(Stored data)
----
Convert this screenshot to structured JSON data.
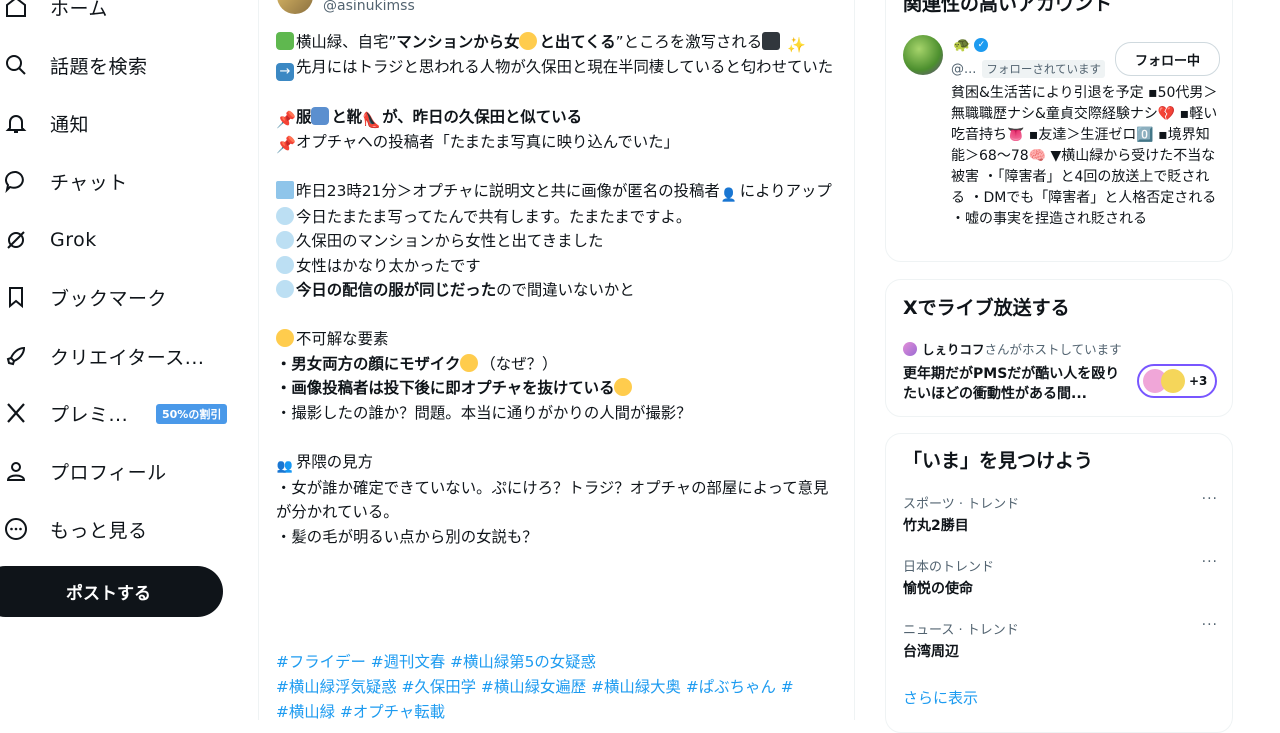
{
  "nav": {
    "home": "ホーム",
    "explore": "話題を検索",
    "notifications": "通知",
    "chat": "チャット",
    "grok": "Grok",
    "bookmarks": "ブックマーク",
    "creator_studio": "クリエイタース...",
    "premium": "プレミ...",
    "premium_badge": "50%の割引",
    "profile": "プロフィール",
    "more": "もっと見る",
    "post_button": "ポストする"
  },
  "post": {
    "handle": "@asinukimss",
    "lines": {
      "l1a": "横山緑、自宅”",
      "l1b": "マンションから女",
      "l1c": "と出てくる",
      "l1d": "”ところを激写される",
      "l2": "先月にはトラジと思われる人物が久保田と現在半同棲していると匂わせていた",
      "l3a": "服",
      "l3b": "と靴",
      "l3c": "が、昨日の久保田と似ている",
      "l4": "オプチャへの投稿者「たまたま写真に映り込んでいた」",
      "l5a": "昨日23時21分＞オプチャに説明文と共に画像が匿名の投稿者",
      "l5b": "によりアップ",
      "l6": "今日たまたま写ってたんで共有します。たまたまですよ。",
      "l7": "久保田のマンションから女性と出てきました",
      "l8": "女性はかなり太かったです",
      "l9a": "今日の配信の服が同じだった",
      "l9b": "ので間違いないかと",
      "l10": "不可解な要素",
      "l11a": "・",
      "l11b": "男女両方の顔にモザイク",
      "l11c": "（なぜ？）",
      "l12a": "・",
      "l12b": "画像投稿者は投下後に即オプチャを抜けている",
      "l13": "・撮影したの誰か？問題。本当に通りがかりの人間が撮影？",
      "l14": "界隈の見方",
      "l15": "・女が誰か確定できていない。ぷにけろ？トラジ？オプチャの部屋によって意見が分かれている。",
      "l16": "・髪の毛が明るい点から別の女説も？"
    },
    "hashtags": [
      "#フライデー",
      "#週刊文春",
      "#横山緑第5の女疑惑",
      "#横山緑浮気疑惑",
      "#久保田学",
      "#横山緑女遍歴",
      "#横山緑大奥",
      "#ぱぶちゃん",
      "#横山緑",
      "#オプチャ転載"
    ]
  },
  "related": {
    "title": "関連性の高いアカウント",
    "handle": "@...",
    "follows_you": "フォローされています",
    "follow_button": "フォロー中",
    "bio": "貧困&生活苦により引退を予定 ▪50代男＞無職職歴ナシ&童貞交際経験ナシ💔 ▪軽い吃音持ち👅 ▪友達＞生涯ゼロ0️⃣ ▪境界知能＞68〜78🧠 ▼横山緑から受けた不当な被害 ・「障害者」と4回の放送上で貶される ・DMでも「障害者」と人格否定される ・嘘の事実を捏造され貶される"
  },
  "live": {
    "title": "Xでライブ放送する",
    "host_name": "しぇりコフ",
    "host_suffix": "さんがホストしています",
    "space_title": "更年期だがPMSだが酷い人を殴りたいほどの衝動性がある間...",
    "extra_count": "+3"
  },
  "trends": {
    "title": "「いま」を見つけよう",
    "items": [
      {
        "category": "スポーツ · トレンド",
        "name": "竹丸2勝目"
      },
      {
        "category": "日本のトレンド",
        "name": "愉悦の使命"
      },
      {
        "category": "ニュース · トレンド",
        "name": "台湾周辺"
      }
    ],
    "more_dots": "···",
    "show_more": "さらに表示"
  },
  "colors": {
    "accent": "#1d9bf0",
    "text": "#0f1419",
    "muted": "#536471",
    "badge": "#4a99e9",
    "live_ring": "#7856ff"
  }
}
----
Exercise: Print all of the records shown above exactly, leaving out each picture.

Completed exercise:
Convert this screenshot to structured JSON data.
{
  "nav": {
    "home": "ホーム",
    "explore": "話題を検索",
    "notifications": "通知",
    "chat": "チャット",
    "grok": "Grok",
    "bookmarks": "ブックマーク",
    "creator_studio": "クリエイタース...",
    "premium": "プレミ...",
    "premium_badge": "50%の割引",
    "profile": "プロフィール",
    "more": "もっと見る",
    "post_button": "ポストする"
  },
  "post": {
    "handle": "@asinukimss",
    "lines": {
      "l1a": "横山緑、自宅”",
      "l1b": "マンションから女",
      "l1c": "と出てくる",
      "l1d": "”ところを激写される",
      "l2": "先月にはトラジと思われる人物が久保田と現在半同棲していると匂わせていた",
      "l3a": "服",
      "l3b": "と靴",
      "l3c": "が、昨日の久保田と似ている",
      "l4": "オプチャへの投稿者「たまたま写真に映り込んでいた」",
      "l5a": "昨日23時21分＞オプチャに説明文と共に画像が匿名の投稿者",
      "l5b": "によりアップ",
      "l6": "今日たまたま写ってたんで共有します。たまたまですよ。",
      "l7": "久保田のマンションから女性と出てきました",
      "l8": "女性はかなり太かったです",
      "l9a": "今日の配信の服が同じだった",
      "l9b": "ので間違いないかと",
      "l10": "不可解な要素",
      "l11a": "・",
      "l11b": "男女両方の顔にモザイク",
      "l11c": "（なぜ？）",
      "l12a": "・",
      "l12b": "画像投稿者は投下後に即オプチャを抜けている",
      "l13": "・撮影したの誰か？問題。本当に通りがかりの人間が撮影？",
      "l14": "界隈の見方",
      "l15": "・女が誰か確定できていない。ぷにけろ？トラジ？オプチャの部屋によって意見が分かれている。",
      "l16": "・髪の毛が明るい点から別の女説も？"
    },
    "hashtags": [
      "#フライデー",
      "#週刊文春",
      "#横山緑第5の女疑惑",
      "#横山緑浮気疑惑",
      "#久保田学",
      "#横山緑女遍歴",
      "#横山緑大奥",
      "#ぱぶちゃん",
      "#横山緑",
      "#オプチャ転載"
    ]
  },
  "related": {
    "title": "関連性の高いアカウント",
    "handle": "@...",
    "follows_you": "フォローされています",
    "follow_button": "フォロー中",
    "bio": "貧困&生活苦により引退を予定 ▪50代男＞無職職歴ナシ&童貞交際経験ナシ💔 ▪軽い吃音持ち👅 ▪友達＞生涯ゼロ0️⃣ ▪境界知能＞68〜78🧠 ▼横山緑から受けた不当な被害 ・「障害者」と4回の放送上で貶される ・DMでも「障害者」と人格否定される ・嘘の事実を捏造され貶される"
  },
  "live": {
    "title": "Xでライブ放送する",
    "host_name": "しぇりコフ",
    "host_suffix": "さんがホストしています",
    "space_title": "更年期だがPMSだが酷い人を殴りたいほどの衝動性がある間...",
    "extra_count": "+3"
  },
  "trends": {
    "title": "「いま」を見つけよう",
    "items": [
      {
        "category": "スポーツ · トレンド",
        "name": "竹丸2勝目"
      },
      {
        "category": "日本のトレンド",
        "name": "愉悦の使命"
      },
      {
        "category": "ニュース · トレンド",
        "name": "台湾周辺"
      }
    ],
    "more_dots": "···",
    "show_more": "さらに表示"
  },
  "colors": {
    "accent": "#1d9bf0",
    "text": "#0f1419",
    "muted": "#536471",
    "badge": "#4a99e9",
    "live_ring": "#7856ff"
  }
}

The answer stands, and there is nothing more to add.